* **DOCUMENT SECTION**
▶

If you are not fully convinced by your argument, it is not likely that anyone else will be convinced. As a first step, it is important to understand exactly what information is given and what is to be found. It is also important to decide what information is relevant. Sometimes, restating the problem will make these tasks easier. Often, it is useful either to make a list of the given information or to use a chart, diagram, or other visual aid.
After all the given information is listed or charted, add to it all the information that you can logically deduce from what is given. Continue to add to the list deductively, until either the desired information is obtained or an impasse is reached—that is, no further conclusions seem possible but the desired information has not yet been obtained.
Before you decide that an impasse has been reached, it is often a good idea to run through all the given clues once again, bearing in mind what has been found so far. Sometimes this leads to additional conclusions that had been overlooked. In the event of an impasse, choose some aspect of the problem for which only a finite preferably small number of nonoverlapping alternatives are possible.

◀

* **Source records**
▶

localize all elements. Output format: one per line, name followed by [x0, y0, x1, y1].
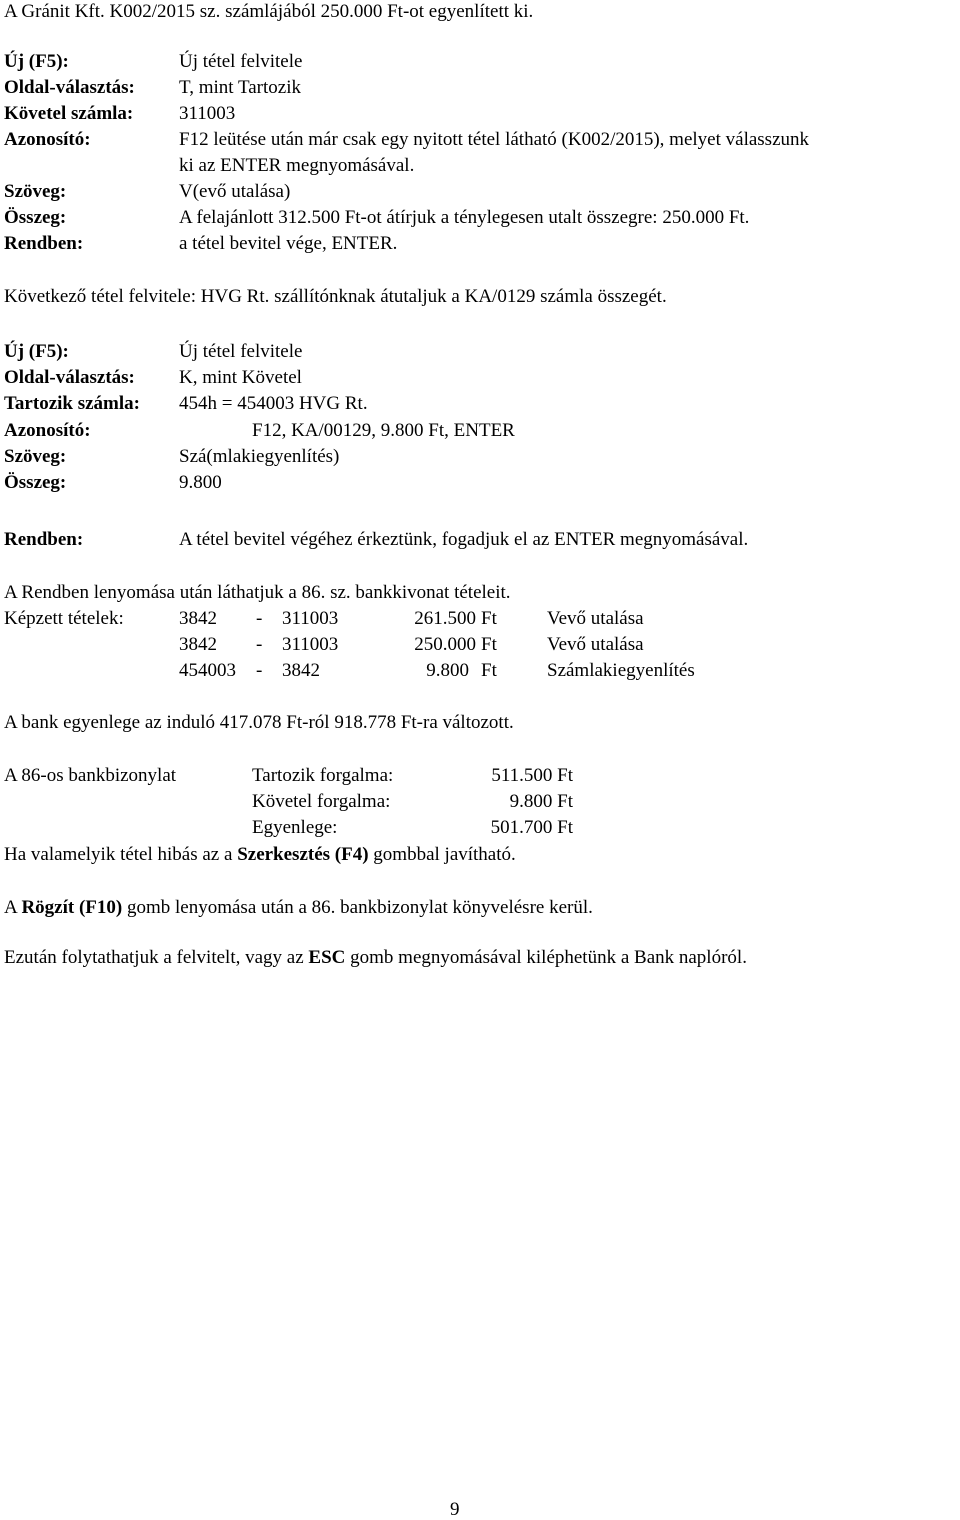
entry1-oldal-value: T, mint Tartozik: [179, 77, 301, 98]
edit-line: [4, 845, 516, 864]
kepzett-tartozik: 454003: [179, 660, 236, 681]
kepzett-kovetel: 311003: [282, 634, 339, 655]
save-line-bold: Rögzít (F10): [21, 897, 123, 918]
entry2-szoveg-label: Szöveg:: [4, 446, 67, 467]
kepzett-kovetel: 3842: [282, 660, 320, 681]
entry2-osszeg-label: Összeg:: [4, 472, 67, 493]
summary-intro: A 86-os bankbizonylat: [4, 765, 177, 786]
kepzett-unit: Ft: [481, 608, 497, 629]
entry2-tartozik-label: Tartozik számla:: [4, 393, 140, 414]
entry1-kovetel-value: 311003: [179, 103, 236, 124]
kepzett-text: Számlakiegyenlítés: [547, 660, 695, 681]
next-entry-heading: Következő tétel felvitele: HVG Rt. szállítónknak átutaljuk a KA/0129 számla összegét.: [4, 286, 667, 307]
summary-value: 9.800 Ft: [509, 791, 573, 812]
kepzett-dash: -: [256, 634, 263, 655]
entry1-kovetel-label: Követel számla:: [4, 103, 134, 124]
kepzett-amount: 250.000: [414, 634, 476, 655]
entry1-rendben-label: Rendben:: [4, 233, 84, 254]
entry1-uj-label: Új (F5):: [4, 51, 69, 72]
kepzett-amount: 261.500: [414, 608, 476, 629]
entry1-azon-label: Azonosító:: [4, 129, 91, 150]
entry2-rendben-value: A tétel bevitel végéhez érkeztünk, fogadjuk el az ENTER megnyomásával.: [179, 529, 749, 550]
kepzett-dash: -: [256, 608, 263, 629]
kepzett-dash: -: [256, 660, 263, 681]
kepzett-unit: Ft: [481, 660, 497, 681]
page-number: 9: [450, 1499, 460, 1520]
entry1-rendben-value: a tétel bevitel vége, ENTER.: [179, 233, 398, 254]
entry1-szoveg-label: Szöveg:: [4, 181, 67, 202]
balance-line: A bank egyenlege az induló 417.078 Ft-ról 918.778 Ft-ra változott.: [4, 712, 514, 733]
summary-label: Egyenlege:: [252, 817, 338, 838]
kepzett-tartozik: 3842: [179, 608, 217, 629]
entry1-azon-value-2: ki az ENTER megnyomásával.: [179, 155, 415, 176]
esc-line-after: gomb megnyomásával kiléphetünk a Bank naplóról.: [345, 947, 747, 968]
after-rendben-line: A Rendben lenyomása után láthatjuk a 86. sz. bankkivonat tételeit.: [4, 582, 511, 603]
entry2-oldal-value: K, mint Követel: [179, 367, 302, 388]
save-line-before: A: [4, 897, 22, 918]
intro-line: A Gránit Kft. K002/2015 sz. számlájából 250.000 Ft-ot egyenlített ki.: [4, 1, 534, 22]
entry1-oldal-label: Oldal-választás:: [4, 77, 135, 98]
kepzett-label: Képzett tételek:: [4, 608, 124, 629]
save-line-after: gomb lenyomása után a 86. bankbizonylat könyvelésre kerül.: [122, 897, 593, 918]
kepzett-kovetel: 311003: [282, 608, 339, 629]
entry2-uj-value: Új tétel felvitele: [179, 341, 303, 362]
entry2-szoveg-value: Szá(mlakiegyenlítés): [179, 446, 340, 467]
summary-value: 511.500 Ft: [491, 765, 573, 786]
entry2-oldal-label: Oldal-választás:: [4, 367, 135, 388]
entry2-uj-label: Új (F5):: [4, 341, 69, 362]
entry1-uj-value: Új tétel felvitele: [179, 51, 303, 72]
entry1-osszeg-label: Összeg:: [4, 207, 67, 228]
esc-line: [4, 948, 747, 967]
edit-line-after: gombbal javítható.: [368, 844, 516, 865]
kepzett-tartozik: 3842: [179, 634, 217, 655]
summary-value: 501.700 Ft: [490, 817, 573, 838]
entry2-azon-label: Azonosító:: [4, 420, 91, 441]
summary-label: Követel forgalma:: [252, 791, 391, 812]
entry1-szoveg-value: V(evő utalása): [179, 181, 291, 202]
entry2-rendben-label: Rendben:: [4, 529, 84, 550]
entry2-azon-value: F12, KA/00129, 9.800 Ft, ENTER: [252, 420, 515, 441]
entry1-osszeg-value: A felajánlott 312.500 Ft-ot átírjuk a ténylegesen utalt összegre: 250.000 Ft.: [179, 207, 750, 228]
entry2-tartozik-value: 454h = 454003 HVG Rt.: [179, 393, 368, 414]
entry2-osszeg-value: 9.800: [179, 472, 222, 493]
edit-line-bold: Szerkesztés (F4): [237, 844, 369, 865]
kepzett-text: Vevő utalása: [547, 634, 644, 655]
kepzett-amount: 9.800: [426, 660, 469, 681]
esc-line-before: Ezután folytathatjuk a felvitelt, vagy az: [4, 947, 309, 968]
save-line: [4, 898, 593, 917]
entry1-azon-value-1: F12 leütése után már csak egy nyitott tétel látható (K002/2015), melyet válasszunk: [179, 129, 810, 150]
kepzett-text: Vevő utalása: [547, 608, 644, 629]
summary-label: Tartozik forgalma:: [252, 765, 394, 786]
esc-line-bold: ESC: [308, 947, 346, 968]
kepzett-unit: Ft: [481, 634, 497, 655]
edit-line-before: Ha valamelyik tétel hibás az a: [4, 844, 238, 865]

◀

* **DIRECTION 1**
List every action that the problem-solving passage above describes as "important," "useful," or "a good idea."
* **DIRECTION 2**
From the problem-solving passage, return word for word everything from "After all the" down to "alternatives are possible.".
* **DIRECTION 3**
Resume the problem-solving passage after its final sentence.

* **TASK RESULT 1**
- Understand exactly what information is given and what is to be found.
- Decide what information is relevant.
- Make a list of the given information, or use a chart, diagram, or other visual aid.
- Before deciding that an impasse has been reached, run through all the given clues once again, bearing in mind what has been found so far.

* **TASK RESULT 2**
After all the given information is listed or charted, add to it all the information that you can logically deduce from what is given. Continue to add to the list deductively, until either the desired information is obtained or an impasse is reached—that is, no further conclusions seem possible but the desired information has not yet been obtained.
Before you decide that an impasse has been reached, it is often a good idea to run through all the given clues once again, bearing in mind what has been found so far. Sometimes this leads to additional conclusions that had been overlooked. In the event of an impasse, choose some aspect of the problem for which only a finite preferably small number of nonoverlapping alternatives are possible.

* **TASK RESULT 3**
Arbitrarily assume any one of these alternatives to be true; add it temporarily to the list or chart of facts that are known; and see what conclusions you can logically draw. If a contradiction is reached, then conclude that the alternative assumed is, in fact, not correct and eliminate it as a possible alternative. Also, add the fact that the alternative is not correct to the list of things that are known. This fact may now be used in further arguments.
What happens, though, if an assumption does not lead to a contradiction? It may, for example, lead to an answer. In this case, you cannot yet conclude that this is the complete solution to the problem. Each alternative assumption must also be investigated: Every possible case must be considered. If all these other assumptions lead either to contradictions or to the same answer found originally, then you can conclude that this answer is the only solution to the problem.
However, if some alternatives lead to different answers, it follows that either the problem has more than one solution—and this should be noted—or that the problem is not well posed. If the wording of the problem indicates that there should be a unique solution and if, in fact, there can be more than one solution, then the problem is not well posed.
If a problem does have more than one solution, the truly inquisitive mind would not be satisfied until all solutions are at least categorized, if not worked out in detail. Since you must always return eventually to the point at which you make an assumption—either because the assumption leads to a contradiction or to consider other alternatives—it is a good idea to enter that assumption in your visual aid with a pencil, preferably using a different color from the one you started with.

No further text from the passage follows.